### Problem
Copy out every line in the entries below that includes "prędkość".
— START OF Input rows —
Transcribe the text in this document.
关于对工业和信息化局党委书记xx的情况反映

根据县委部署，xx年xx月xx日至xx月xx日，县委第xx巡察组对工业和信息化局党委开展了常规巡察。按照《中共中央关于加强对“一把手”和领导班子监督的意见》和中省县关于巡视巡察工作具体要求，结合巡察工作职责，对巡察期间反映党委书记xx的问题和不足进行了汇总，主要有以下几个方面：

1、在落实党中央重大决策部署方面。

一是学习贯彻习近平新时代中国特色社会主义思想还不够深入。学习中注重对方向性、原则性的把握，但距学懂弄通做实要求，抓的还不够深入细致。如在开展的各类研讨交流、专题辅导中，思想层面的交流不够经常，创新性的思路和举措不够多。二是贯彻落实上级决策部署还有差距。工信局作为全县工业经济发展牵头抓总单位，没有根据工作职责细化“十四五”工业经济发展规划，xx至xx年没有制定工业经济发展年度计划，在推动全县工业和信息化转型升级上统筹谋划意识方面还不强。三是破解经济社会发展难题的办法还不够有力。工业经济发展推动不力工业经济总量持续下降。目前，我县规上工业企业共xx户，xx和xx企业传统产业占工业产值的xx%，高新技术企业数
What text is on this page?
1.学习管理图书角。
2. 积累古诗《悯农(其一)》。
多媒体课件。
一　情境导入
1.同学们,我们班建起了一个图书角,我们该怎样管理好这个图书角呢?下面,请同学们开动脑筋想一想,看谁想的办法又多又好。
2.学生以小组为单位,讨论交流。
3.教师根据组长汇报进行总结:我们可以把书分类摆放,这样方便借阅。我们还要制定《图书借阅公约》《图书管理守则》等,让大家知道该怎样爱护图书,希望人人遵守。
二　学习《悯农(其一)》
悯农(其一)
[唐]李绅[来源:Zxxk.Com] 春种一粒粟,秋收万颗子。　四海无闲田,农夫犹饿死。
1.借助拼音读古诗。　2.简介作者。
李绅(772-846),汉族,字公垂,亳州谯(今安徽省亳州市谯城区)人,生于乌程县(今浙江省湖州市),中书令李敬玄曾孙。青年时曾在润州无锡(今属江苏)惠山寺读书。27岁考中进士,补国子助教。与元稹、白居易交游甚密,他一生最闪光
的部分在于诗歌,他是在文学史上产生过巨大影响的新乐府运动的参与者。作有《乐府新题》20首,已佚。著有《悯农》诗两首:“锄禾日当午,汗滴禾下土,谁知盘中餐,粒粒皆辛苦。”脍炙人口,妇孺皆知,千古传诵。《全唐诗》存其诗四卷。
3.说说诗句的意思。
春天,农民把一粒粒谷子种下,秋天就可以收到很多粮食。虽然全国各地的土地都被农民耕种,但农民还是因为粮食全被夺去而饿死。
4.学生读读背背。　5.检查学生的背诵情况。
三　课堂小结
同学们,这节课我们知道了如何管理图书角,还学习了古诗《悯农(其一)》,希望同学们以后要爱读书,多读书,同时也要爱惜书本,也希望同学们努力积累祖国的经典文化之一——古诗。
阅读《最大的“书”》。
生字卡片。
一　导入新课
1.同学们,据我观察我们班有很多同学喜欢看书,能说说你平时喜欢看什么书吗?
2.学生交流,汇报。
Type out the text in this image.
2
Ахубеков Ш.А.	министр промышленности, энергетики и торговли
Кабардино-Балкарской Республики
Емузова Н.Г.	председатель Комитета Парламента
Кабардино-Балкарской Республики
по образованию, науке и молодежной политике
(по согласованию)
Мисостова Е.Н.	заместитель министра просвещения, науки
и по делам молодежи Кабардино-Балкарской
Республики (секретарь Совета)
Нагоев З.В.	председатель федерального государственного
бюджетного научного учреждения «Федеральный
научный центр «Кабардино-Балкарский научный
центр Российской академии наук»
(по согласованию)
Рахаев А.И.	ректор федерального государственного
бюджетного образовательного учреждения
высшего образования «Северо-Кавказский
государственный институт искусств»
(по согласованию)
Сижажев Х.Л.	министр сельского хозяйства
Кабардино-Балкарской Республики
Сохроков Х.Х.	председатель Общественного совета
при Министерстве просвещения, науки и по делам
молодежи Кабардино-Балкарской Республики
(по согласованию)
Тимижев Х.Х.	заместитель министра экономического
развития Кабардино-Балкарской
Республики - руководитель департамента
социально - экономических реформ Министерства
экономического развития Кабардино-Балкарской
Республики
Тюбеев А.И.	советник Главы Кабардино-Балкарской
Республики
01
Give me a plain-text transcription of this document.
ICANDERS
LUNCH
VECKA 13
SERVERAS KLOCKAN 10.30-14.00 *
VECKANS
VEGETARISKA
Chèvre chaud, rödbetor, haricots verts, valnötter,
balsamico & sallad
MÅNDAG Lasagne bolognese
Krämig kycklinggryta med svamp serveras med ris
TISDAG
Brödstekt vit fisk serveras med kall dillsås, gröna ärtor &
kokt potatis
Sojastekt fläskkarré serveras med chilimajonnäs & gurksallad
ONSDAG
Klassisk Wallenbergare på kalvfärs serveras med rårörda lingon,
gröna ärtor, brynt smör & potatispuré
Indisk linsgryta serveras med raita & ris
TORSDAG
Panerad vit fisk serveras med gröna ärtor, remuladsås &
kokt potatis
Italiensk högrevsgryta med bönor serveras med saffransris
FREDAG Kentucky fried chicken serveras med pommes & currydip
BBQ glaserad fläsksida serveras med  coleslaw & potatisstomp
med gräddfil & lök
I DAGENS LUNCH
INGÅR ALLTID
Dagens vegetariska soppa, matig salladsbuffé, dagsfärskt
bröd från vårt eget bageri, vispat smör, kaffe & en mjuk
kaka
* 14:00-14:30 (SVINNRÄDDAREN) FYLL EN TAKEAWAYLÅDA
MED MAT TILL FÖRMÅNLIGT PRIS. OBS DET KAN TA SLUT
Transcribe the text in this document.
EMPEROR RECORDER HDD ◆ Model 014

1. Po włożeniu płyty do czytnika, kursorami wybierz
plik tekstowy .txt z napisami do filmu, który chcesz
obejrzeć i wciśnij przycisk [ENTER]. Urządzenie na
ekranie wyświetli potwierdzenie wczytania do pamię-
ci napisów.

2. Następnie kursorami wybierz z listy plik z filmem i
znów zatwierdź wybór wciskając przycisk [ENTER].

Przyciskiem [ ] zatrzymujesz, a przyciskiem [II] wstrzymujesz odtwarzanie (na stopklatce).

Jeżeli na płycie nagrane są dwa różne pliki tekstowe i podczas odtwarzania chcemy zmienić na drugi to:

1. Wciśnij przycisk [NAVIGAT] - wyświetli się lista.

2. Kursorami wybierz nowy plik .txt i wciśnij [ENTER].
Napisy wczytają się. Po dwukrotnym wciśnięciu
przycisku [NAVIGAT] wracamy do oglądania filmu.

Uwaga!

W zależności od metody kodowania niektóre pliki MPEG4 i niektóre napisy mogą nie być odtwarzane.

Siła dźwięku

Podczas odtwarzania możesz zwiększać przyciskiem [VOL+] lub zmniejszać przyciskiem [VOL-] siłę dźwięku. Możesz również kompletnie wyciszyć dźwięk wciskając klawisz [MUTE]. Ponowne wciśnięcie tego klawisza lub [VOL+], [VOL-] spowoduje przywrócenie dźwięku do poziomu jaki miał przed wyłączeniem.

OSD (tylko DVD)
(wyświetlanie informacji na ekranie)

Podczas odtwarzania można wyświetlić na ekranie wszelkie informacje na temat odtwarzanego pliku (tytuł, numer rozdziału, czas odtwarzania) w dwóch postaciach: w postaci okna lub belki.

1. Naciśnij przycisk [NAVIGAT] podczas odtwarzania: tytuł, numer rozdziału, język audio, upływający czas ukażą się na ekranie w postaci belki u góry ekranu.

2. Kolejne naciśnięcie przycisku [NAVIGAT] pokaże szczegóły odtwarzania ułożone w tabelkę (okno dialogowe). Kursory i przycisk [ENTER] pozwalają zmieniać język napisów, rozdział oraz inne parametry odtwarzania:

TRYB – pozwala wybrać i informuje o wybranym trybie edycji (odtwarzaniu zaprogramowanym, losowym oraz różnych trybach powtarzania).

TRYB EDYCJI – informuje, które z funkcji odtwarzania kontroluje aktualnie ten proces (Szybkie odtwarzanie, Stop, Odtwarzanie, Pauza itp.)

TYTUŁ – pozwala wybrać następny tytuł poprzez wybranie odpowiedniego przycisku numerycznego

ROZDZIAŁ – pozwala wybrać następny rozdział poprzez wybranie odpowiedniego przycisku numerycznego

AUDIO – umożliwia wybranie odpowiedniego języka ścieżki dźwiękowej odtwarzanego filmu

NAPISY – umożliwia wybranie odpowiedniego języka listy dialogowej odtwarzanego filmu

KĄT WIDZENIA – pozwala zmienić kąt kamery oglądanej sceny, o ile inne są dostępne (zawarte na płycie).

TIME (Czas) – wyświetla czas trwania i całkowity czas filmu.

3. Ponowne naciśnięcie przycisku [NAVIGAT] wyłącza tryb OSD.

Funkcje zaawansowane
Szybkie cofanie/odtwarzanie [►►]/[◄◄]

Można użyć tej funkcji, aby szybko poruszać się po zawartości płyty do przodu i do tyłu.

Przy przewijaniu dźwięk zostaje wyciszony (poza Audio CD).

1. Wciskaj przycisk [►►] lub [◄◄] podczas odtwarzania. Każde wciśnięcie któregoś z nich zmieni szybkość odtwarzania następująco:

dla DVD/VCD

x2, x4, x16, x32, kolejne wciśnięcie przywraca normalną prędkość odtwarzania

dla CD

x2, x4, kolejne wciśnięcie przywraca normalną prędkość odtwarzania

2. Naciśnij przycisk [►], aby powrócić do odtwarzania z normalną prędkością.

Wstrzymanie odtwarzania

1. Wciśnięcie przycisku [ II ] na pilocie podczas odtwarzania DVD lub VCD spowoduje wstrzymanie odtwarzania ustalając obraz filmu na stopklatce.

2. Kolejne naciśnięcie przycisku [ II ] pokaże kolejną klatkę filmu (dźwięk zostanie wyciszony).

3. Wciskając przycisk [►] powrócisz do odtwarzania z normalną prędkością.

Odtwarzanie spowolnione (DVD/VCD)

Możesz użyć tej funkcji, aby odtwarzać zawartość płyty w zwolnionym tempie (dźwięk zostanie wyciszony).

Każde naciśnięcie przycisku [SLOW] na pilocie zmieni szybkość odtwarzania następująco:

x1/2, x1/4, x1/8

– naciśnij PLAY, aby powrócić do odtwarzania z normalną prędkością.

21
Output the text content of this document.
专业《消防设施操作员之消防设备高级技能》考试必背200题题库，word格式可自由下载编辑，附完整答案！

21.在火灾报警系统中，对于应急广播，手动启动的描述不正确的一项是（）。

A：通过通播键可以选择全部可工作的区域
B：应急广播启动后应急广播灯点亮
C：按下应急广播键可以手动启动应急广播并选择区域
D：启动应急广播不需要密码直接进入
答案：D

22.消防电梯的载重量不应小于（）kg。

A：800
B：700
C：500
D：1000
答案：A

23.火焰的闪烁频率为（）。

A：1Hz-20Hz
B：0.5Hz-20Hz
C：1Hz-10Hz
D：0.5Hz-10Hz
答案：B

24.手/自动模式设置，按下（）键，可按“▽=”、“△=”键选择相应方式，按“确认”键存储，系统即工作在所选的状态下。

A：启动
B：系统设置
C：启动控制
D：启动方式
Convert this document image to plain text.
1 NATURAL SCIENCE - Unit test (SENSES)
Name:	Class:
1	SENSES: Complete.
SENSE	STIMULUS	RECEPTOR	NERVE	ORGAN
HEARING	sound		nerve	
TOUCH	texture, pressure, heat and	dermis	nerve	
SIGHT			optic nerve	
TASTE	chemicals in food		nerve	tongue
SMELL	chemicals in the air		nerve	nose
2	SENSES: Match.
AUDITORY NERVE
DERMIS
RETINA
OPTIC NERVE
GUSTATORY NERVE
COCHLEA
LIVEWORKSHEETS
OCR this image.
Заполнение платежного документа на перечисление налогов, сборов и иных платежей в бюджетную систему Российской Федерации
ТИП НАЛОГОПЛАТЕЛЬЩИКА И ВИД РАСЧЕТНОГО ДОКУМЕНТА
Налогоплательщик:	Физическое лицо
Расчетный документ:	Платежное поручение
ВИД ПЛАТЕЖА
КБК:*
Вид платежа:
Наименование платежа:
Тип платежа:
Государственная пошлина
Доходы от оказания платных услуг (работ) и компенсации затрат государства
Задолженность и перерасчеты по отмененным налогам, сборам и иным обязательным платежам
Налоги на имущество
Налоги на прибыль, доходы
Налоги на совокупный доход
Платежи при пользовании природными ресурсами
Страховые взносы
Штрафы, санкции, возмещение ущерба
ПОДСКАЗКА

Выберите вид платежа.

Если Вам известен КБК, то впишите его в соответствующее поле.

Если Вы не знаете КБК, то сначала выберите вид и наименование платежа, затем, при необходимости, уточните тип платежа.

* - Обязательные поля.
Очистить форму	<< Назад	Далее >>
— END OF Input rows —
### Correct response
x2, x4, x16, x32, kolejne wciśnięcie przywraca normalną prędkość odtwarzania
x2, x4, kolejne wciśnięcie przywraca normalną prędkość odtwarzania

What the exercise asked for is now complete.